• Data lines

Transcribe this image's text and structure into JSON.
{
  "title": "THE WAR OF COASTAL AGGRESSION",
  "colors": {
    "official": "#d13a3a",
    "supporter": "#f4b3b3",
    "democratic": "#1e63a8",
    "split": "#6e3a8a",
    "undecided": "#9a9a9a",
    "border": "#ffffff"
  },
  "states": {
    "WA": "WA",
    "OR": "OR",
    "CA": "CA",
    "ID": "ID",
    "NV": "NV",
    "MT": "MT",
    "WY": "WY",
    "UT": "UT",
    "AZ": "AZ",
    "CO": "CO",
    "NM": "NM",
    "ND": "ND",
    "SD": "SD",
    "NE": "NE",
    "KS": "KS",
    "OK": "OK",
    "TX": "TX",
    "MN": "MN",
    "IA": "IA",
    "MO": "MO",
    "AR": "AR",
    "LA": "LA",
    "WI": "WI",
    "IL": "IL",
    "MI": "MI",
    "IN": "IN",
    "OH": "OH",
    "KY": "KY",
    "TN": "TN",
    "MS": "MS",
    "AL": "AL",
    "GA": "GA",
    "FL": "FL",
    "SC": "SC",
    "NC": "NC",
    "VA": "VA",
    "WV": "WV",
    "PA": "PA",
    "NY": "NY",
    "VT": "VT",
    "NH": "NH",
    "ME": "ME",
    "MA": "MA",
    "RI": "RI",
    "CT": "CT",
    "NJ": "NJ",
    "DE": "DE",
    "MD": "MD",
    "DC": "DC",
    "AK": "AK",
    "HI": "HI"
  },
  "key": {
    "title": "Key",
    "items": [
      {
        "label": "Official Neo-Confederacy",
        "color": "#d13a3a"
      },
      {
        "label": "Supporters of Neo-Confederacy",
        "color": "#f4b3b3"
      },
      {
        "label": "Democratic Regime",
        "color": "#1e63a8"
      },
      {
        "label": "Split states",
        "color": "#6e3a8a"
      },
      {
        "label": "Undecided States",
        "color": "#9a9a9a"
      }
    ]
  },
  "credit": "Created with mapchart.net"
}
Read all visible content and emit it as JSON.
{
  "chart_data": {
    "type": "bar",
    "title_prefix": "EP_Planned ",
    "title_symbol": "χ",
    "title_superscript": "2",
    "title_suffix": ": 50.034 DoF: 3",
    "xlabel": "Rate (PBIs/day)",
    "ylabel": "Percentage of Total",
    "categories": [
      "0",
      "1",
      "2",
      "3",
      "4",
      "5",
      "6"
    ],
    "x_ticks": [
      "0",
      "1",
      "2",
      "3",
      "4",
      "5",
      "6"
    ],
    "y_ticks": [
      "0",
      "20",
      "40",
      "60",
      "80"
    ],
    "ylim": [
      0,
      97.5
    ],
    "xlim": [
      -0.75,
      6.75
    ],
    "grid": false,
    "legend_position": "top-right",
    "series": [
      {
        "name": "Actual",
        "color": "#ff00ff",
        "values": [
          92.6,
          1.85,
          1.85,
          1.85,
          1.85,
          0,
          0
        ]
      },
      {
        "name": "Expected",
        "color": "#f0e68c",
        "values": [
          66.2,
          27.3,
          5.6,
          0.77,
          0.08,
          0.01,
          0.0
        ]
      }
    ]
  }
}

• Instruction
Of the lines in this data, how many contain "JSON"? Reply with only the number.

• Solution for this problem
2